■ Data ■
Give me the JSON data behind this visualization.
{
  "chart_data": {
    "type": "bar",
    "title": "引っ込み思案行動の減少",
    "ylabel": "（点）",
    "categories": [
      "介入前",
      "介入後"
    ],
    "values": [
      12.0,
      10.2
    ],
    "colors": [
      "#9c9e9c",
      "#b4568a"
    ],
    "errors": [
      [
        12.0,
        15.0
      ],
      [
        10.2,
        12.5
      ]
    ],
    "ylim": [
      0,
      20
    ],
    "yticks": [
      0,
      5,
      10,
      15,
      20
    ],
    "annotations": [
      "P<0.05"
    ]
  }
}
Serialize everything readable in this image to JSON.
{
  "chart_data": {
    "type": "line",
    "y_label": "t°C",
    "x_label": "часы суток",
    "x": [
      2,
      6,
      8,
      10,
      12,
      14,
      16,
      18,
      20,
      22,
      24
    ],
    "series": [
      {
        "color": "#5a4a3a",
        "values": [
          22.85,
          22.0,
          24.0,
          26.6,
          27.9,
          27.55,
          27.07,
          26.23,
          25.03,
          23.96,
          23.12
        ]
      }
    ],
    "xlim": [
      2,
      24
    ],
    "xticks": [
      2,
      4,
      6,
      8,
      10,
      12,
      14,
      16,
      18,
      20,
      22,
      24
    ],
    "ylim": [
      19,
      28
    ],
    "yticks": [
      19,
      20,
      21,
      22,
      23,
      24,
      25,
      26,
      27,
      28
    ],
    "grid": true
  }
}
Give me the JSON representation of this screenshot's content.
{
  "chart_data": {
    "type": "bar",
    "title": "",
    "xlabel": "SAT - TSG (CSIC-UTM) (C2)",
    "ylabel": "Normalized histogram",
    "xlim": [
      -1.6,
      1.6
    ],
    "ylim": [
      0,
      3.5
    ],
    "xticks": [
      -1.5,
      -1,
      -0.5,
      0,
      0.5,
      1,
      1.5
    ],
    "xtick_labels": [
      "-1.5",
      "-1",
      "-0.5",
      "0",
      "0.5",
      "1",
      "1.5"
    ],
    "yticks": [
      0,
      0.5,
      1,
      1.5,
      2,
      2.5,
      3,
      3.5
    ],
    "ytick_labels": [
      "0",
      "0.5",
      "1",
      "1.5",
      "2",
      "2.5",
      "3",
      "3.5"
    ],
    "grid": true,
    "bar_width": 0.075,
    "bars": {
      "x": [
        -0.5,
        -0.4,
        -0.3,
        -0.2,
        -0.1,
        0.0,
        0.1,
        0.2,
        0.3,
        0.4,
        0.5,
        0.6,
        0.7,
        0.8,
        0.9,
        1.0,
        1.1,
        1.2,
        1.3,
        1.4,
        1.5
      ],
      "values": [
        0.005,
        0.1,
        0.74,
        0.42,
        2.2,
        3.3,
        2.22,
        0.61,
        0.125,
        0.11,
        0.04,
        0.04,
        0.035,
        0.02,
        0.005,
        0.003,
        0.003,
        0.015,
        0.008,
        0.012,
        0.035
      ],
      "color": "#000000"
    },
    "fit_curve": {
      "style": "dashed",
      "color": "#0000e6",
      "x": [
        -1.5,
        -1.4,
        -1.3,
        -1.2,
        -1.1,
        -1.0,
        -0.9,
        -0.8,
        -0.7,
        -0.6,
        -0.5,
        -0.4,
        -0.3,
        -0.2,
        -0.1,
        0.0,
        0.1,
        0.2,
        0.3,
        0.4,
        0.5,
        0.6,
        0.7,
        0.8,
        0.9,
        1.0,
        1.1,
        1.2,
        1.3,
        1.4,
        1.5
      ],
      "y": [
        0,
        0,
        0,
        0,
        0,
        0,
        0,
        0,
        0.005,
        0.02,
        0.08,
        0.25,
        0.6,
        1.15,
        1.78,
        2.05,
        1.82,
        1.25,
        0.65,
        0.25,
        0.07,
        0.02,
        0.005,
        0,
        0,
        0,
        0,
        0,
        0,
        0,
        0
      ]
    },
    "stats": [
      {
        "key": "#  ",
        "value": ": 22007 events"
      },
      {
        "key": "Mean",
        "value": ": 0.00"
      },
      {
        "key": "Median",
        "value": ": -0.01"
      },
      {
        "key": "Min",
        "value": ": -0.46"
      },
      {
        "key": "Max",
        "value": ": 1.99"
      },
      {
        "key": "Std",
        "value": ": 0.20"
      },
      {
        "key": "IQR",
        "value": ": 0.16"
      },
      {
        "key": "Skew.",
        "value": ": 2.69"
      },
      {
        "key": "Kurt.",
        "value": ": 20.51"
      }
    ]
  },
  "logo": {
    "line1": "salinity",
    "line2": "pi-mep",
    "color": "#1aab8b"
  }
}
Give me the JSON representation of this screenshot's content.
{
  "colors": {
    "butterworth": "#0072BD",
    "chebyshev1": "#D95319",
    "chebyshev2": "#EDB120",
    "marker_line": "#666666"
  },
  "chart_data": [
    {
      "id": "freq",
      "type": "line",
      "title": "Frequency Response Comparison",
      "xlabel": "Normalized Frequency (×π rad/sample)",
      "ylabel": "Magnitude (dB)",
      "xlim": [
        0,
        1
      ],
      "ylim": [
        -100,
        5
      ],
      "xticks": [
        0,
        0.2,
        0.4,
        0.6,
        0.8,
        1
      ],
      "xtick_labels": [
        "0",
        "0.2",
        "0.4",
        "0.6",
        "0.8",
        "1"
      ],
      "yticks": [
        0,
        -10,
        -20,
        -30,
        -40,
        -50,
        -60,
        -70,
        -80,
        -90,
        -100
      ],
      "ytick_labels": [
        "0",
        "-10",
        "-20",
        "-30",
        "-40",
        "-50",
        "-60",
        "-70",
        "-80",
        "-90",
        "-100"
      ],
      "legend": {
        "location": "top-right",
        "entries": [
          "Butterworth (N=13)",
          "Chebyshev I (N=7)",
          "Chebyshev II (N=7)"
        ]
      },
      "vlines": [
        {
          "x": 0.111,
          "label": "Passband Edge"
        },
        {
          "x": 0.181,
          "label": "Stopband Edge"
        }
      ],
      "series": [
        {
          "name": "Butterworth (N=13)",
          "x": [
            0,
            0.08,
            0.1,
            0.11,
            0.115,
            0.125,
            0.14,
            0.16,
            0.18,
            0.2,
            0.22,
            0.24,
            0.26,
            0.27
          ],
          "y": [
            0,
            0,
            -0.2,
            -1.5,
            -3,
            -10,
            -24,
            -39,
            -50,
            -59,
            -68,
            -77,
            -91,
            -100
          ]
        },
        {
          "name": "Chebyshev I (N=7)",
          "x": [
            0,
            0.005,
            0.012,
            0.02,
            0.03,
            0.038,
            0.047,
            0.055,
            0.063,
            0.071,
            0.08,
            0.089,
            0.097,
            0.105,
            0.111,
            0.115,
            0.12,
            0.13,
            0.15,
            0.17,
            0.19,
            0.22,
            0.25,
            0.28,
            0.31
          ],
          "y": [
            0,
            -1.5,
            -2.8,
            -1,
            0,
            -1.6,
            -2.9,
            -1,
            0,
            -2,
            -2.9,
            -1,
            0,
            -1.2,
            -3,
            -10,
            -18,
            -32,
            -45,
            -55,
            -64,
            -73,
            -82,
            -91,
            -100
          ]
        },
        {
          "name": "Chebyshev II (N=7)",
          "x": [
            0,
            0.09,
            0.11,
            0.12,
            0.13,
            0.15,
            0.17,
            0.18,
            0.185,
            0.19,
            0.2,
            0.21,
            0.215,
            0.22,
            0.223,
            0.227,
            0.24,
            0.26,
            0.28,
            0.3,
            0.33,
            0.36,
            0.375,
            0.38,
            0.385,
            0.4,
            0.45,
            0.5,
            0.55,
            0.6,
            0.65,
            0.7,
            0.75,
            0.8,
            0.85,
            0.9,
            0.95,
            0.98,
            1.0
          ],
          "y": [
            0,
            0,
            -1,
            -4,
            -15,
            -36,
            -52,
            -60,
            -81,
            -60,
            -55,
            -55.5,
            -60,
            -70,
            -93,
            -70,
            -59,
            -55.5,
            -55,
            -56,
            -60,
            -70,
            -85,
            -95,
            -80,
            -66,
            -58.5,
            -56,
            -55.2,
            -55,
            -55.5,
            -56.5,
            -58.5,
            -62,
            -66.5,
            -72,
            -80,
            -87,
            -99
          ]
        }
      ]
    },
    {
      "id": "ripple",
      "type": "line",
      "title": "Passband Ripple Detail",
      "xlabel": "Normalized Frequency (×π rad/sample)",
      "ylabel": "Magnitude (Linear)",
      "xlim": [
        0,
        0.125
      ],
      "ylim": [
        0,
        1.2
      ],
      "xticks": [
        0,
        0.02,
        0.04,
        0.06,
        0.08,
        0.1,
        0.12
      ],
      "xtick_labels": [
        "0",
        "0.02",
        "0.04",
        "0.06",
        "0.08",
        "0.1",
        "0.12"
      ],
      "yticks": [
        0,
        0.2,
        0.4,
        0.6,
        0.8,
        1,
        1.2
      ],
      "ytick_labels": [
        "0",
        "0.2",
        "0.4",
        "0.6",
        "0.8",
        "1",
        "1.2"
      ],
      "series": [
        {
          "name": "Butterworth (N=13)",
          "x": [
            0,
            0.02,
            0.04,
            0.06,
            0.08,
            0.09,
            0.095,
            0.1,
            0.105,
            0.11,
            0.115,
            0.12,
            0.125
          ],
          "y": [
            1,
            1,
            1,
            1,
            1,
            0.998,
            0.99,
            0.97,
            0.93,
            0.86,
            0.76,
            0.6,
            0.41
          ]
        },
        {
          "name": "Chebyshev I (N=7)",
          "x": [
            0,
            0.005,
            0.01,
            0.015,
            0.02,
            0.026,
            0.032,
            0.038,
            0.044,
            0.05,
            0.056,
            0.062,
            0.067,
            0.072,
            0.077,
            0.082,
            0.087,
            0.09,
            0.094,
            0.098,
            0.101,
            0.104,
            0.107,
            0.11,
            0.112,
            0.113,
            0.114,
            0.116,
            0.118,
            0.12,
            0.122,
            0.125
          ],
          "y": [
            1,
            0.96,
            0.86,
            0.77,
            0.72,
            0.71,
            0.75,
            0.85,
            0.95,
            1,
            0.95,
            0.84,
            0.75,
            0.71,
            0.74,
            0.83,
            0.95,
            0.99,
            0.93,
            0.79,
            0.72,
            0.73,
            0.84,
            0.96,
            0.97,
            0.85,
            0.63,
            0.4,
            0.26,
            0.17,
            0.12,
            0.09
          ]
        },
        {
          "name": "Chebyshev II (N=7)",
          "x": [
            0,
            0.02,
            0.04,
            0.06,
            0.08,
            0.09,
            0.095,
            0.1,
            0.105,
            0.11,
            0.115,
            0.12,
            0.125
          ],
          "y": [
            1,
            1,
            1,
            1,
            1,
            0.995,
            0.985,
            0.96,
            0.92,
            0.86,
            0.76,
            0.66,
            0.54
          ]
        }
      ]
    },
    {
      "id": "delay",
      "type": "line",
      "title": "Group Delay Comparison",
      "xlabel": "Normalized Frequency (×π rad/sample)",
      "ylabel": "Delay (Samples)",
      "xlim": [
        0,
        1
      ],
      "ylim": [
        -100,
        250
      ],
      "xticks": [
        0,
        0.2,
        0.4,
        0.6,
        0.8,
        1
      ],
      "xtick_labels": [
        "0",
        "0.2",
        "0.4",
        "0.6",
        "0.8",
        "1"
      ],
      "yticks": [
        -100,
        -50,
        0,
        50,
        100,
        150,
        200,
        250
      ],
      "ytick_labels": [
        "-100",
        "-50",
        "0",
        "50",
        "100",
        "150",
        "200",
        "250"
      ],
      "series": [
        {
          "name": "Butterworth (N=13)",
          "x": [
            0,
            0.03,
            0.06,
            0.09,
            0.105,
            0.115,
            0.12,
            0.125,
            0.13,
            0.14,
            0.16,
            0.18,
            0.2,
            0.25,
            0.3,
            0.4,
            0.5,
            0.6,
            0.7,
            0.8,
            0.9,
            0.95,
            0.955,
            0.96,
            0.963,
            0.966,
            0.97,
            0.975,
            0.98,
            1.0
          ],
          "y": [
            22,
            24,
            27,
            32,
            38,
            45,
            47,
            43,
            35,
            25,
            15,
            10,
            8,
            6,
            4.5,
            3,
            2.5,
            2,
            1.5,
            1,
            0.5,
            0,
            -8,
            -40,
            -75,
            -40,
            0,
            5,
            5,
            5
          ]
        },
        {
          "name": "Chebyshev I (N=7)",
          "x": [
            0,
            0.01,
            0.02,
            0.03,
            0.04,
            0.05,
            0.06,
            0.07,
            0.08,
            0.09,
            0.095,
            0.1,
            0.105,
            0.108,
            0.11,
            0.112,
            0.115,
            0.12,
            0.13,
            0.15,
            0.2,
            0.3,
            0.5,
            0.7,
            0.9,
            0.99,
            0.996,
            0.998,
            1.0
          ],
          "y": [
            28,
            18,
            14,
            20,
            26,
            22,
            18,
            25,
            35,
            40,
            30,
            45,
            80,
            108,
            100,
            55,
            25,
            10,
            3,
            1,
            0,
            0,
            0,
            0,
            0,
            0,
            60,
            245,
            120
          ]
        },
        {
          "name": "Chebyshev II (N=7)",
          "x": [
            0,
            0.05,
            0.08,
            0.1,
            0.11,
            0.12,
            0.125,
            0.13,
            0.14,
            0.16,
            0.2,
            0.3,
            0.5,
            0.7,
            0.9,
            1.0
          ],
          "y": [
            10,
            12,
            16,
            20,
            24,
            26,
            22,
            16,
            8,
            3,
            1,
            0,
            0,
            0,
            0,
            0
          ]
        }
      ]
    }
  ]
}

■ Goal ■
Pick out each line in the material containing "Comparison".

■ In response ■
      "title": "Frequency Response Comparison",
      "title": "Group Delay Comparison",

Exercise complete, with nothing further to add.